• _The request_: Print the entries in full, word for word, but not the pictures.

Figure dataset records
::::::::

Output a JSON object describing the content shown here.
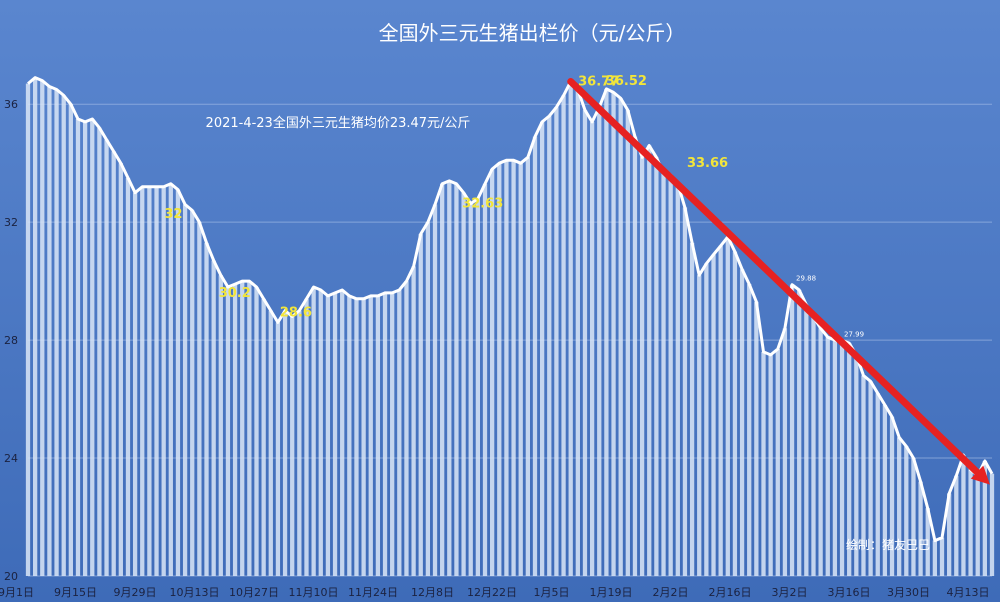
{
  "chart_data": {
    "type": "area",
    "title": "全国外三元生猪出栏价（元/公斤）",
    "xlabel": "",
    "ylabel": "",
    "ylim": [
      20,
      37.5
    ],
    "y_ticks": [
      "36",
      "32",
      "28",
      "24",
      "20"
    ],
    "grid": true,
    "x_tick_labels": [
      "9月1日",
      "9月15日",
      "9月29日",
      "10月13日",
      "10月27日",
      "11月10日",
      "11月24日",
      "12月8日",
      "12月22日",
      "1月5日",
      "1月19日",
      "2月2日",
      "2月16日",
      "3月2日",
      "3月16日",
      "3月30日",
      "4月13日"
    ],
    "series": [
      {
        "values": [
          36.7,
          36.9,
          36.8,
          36.6,
          36.5,
          36.3,
          36.0,
          35.5,
          35.4,
          35.5,
          35.2,
          34.8,
          34.4,
          34.0,
          33.5,
          33.0,
          33.2,
          33.2,
          33.2,
          33.2,
          33.3,
          33.1,
          32.6,
          32.4,
          32.0,
          31.3,
          30.7,
          30.2,
          29.8,
          29.9,
          30.0,
          30.0,
          29.8,
          29.4,
          29.0,
          28.6,
          29.0,
          28.8,
          29.0,
          29.4,
          29.8,
          29.7,
          29.5,
          29.6,
          29.7,
          29.5,
          29.4,
          29.4,
          29.5,
          29.5,
          29.6,
          29.6,
          29.7,
          30.0,
          30.5,
          31.6,
          32.0,
          32.6,
          33.3,
          33.4,
          33.3,
          33.0,
          32.63,
          32.8,
          33.3,
          33.8,
          34.0,
          34.1,
          34.1,
          34.0,
          34.2,
          34.9,
          35.4,
          35.6,
          35.9,
          36.3,
          36.77,
          36.5,
          35.8,
          35.4,
          35.9,
          36.52,
          36.4,
          36.2,
          35.8,
          34.9,
          34.2,
          34.6,
          34.2,
          33.66,
          33.6,
          33.3,
          32.5,
          31.3,
          30.2,
          30.6,
          30.9,
          31.2,
          31.5,
          31.0,
          30.4,
          29.9,
          29.3,
          27.6,
          27.5,
          27.7,
          28.4,
          29.88,
          29.7,
          29.2,
          28.8,
          28.4,
          28.1,
          28.0,
          27.99,
          27.9,
          27.5,
          26.8,
          26.6,
          26.2,
          25.8,
          25.4,
          24.7,
          24.4,
          24.0,
          23.2,
          22.3,
          21.2,
          21.3,
          22.8,
          23.4,
          24.1,
          23.6,
          23.4,
          23.9,
          23.47
        ]
      }
    ],
    "annotations": {
      "price_labels": [
        "28.6",
        "32.63",
        "36.77",
        "36.52",
        "33.66",
        "32",
        "30.2"
      ],
      "small_labels": [
        "29.88",
        "27.99"
      ],
      "note": "2021-4-23全国外三元生猪均价23.47元/公斤",
      "credit": "绘制：猪友巴巴"
    },
    "colors": {
      "background": "#4d79c4",
      "fill_bars": "#dbe6f7",
      "line": "#ffffff",
      "trend_arrow": "#e62222",
      "annotation": "#f2e53a"
    }
  }
}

::::::::

• _Exercise answer_:
Output a JSON object describing the content shown here.
{
  "chart_data": {
    "type": "area",
    "title": "全国外三元生猪出栏价（元/公斤）",
    "xlabel": "",
    "ylabel": "",
    "ylim": [
      20,
      37.5
    ],
    "y_ticks": [
      "36",
      "32",
      "28",
      "24",
      "20"
    ],
    "grid": true,
    "x_tick_labels": [
      "9月1日",
      "9月15日",
      "9月29日",
      "10月13日",
      "10月27日",
      "11月10日",
      "11月24日",
      "12月8日",
      "12月22日",
      "1月5日",
      "1月19日",
      "2月2日",
      "2月16日",
      "3月2日",
      "3月16日",
      "3月30日",
      "4月13日"
    ],
    "series": [
      {
        "values": [
          36.7,
          36.9,
          36.8,
          36.6,
          36.5,
          36.3,
          36.0,
          35.5,
          35.4,
          35.5,
          35.2,
          34.8,
          34.4,
          34.0,
          33.5,
          33.0,
          33.2,
          33.2,
          33.2,
          33.2,
          33.3,
          33.1,
          32.6,
          32.4,
          32.0,
          31.3,
          30.7,
          30.2,
          29.8,
          29.9,
          30.0,
          30.0,
          29.8,
          29.4,
          29.0,
          28.6,
          29.0,
          28.8,
          29.0,
          29.4,
          29.8,
          29.7,
          29.5,
          29.6,
          29.7,
          29.5,
          29.4,
          29.4,
          29.5,
          29.5,
          29.6,
          29.6,
          29.7,
          30.0,
          30.5,
          31.6,
          32.0,
          32.6,
          33.3,
          33.4,
          33.3,
          33.0,
          32.63,
          32.8,
          33.3,
          33.8,
          34.0,
          34.1,
          34.1,
          34.0,
          34.2,
          34.9,
          35.4,
          35.6,
          35.9,
          36.3,
          36.77,
          36.5,
          35.8,
          35.4,
          35.9,
          36.52,
          36.4,
          36.2,
          35.8,
          34.9,
          34.2,
          34.6,
          34.2,
          33.66,
          33.6,
          33.3,
          32.5,
          31.3,
          30.2,
          30.6,
          30.9,
          31.2,
          31.5,
          31.0,
          30.4,
          29.9,
          29.3,
          27.6,
          27.5,
          27.7,
          28.4,
          29.88,
          29.7,
          29.2,
          28.8,
          28.4,
          28.1,
          28.0,
          27.99,
          27.9,
          27.5,
          26.8,
          26.6,
          26.2,
          25.8,
          25.4,
          24.7,
          24.4,
          24.0,
          23.2,
          22.3,
          21.2,
          21.3,
          22.8,
          23.4,
          24.1,
          23.6,
          23.4,
          23.9,
          23.47
        ]
      }
    ],
    "annotations": {
      "price_labels": [
        "28.6",
        "32.63",
        "36.77",
        "36.52",
        "33.66",
        "32",
        "30.2"
      ],
      "small_labels": [
        "29.88",
        "27.99"
      ],
      "note": "2021-4-23全国外三元生猪均价23.47元/公斤",
      "credit": "绘制：猪友巴巴"
    },
    "colors": {
      "background": "#4d79c4",
      "fill_bars": "#dbe6f7",
      "line": "#ffffff",
      "trend_arrow": "#e62222",
      "annotation": "#f2e53a"
    }
  }
}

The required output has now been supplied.